### Texte à lire
--
Allongement du congé paternité, éducation... contre la charge mentale, mesdames messieurs les politiques, et si c'était (surtout) à vous d'agir ?

Anaïs Condomines
Publié le 2 novembre 2017 à 11h38, mis à jour le 2 novembre 2017 à 11h53

Source : Sujet JT LCI

ON FAIT LE POINT - Une quarantaine de personnalités masculines lancent, à destination des pouvoirs publics, une pétition en faveur d'un allongement du congé paternité. Une initiative en écho au concept de "charge mentale" popularisé par la dessinatrice et blogueuse féministe Emma et qui pose, au-delà de ce qui peut être débattu au sein du couple, la question de la part que peut prendre le gouvernement dans ce débat.

Peut-être aviez-vous eu ce débat, au sein de votre couple. Celui de la "charge mentale", ce concept pas si nouveau qui décrit le "travail d'organisation et de gestion", au sein du foyer, incombant plus systématiquement aux femmes. En septembre, Emma, la blogueuse féministe qui avait remis en mai dernier cette idée au goût du jour, avait poussé un coup de gueule en septembre, regrettant, dans une nouvelle planche de BD, que, bien souvent, les articles sur le sujet avaient "rejeté la faute sur les femmes".  

Un regret partagé par certaines associations féministes : au-delà des conseils qu'on peut donner aux femmes, il existe selon elles "des solutions plus structurelles, une bataille culturelle" qu'il faut mener au niveau de la société. Et qui dit action structurelle, dit politiques publiques. Message reçu : avec plusieurs militantes féministes, nous avions donc fait le point sur ces mesures qui pourraient, si elles étaient décidées ou encouragées par le gouvernement, drastiquement et pour de bon faire diminuer la charge mentale des femmes...
--
### Lignes de données
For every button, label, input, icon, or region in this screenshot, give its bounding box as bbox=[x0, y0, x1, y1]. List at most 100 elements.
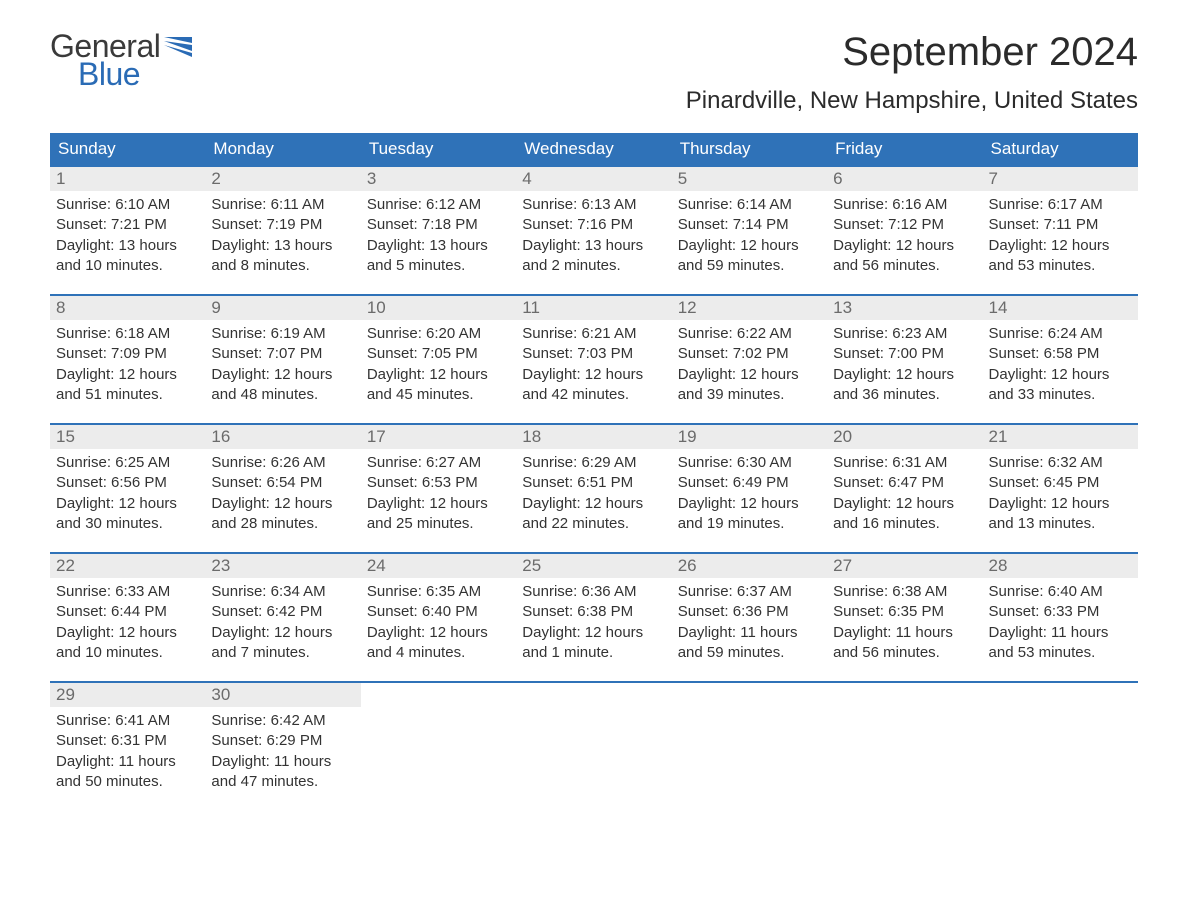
--
### Liste des tâches
[A] D'après l'article sur la charge mentale, combien de personnalités masculines lancent la pétition pour un allongement du congé paternité ?
[B] Recopiez le passage de l'article sur la charge mentale qui commence à « Source : Sujet » et se termine à « dans ce débat. ».
Le matériel n'a aucun rôle ici.

### Réponses attendues
[A] Une quarantaine.

[B]
Source : Sujet JT LCI

ON FAIT LE POINT - Une quarantaine de personnalités masculines lancent, à destination des pouvoirs publics, une pétition en faveur d'un allongement du congé paternité. Une initiative en écho au concept de "charge mentale" popularisé par la dessinatrice et blogueuse féministe Emma et qui pose, au-delà de ce qui peut être débattu au sein du couple, la question de la part que peut prendre le gouvernement dans ce débat.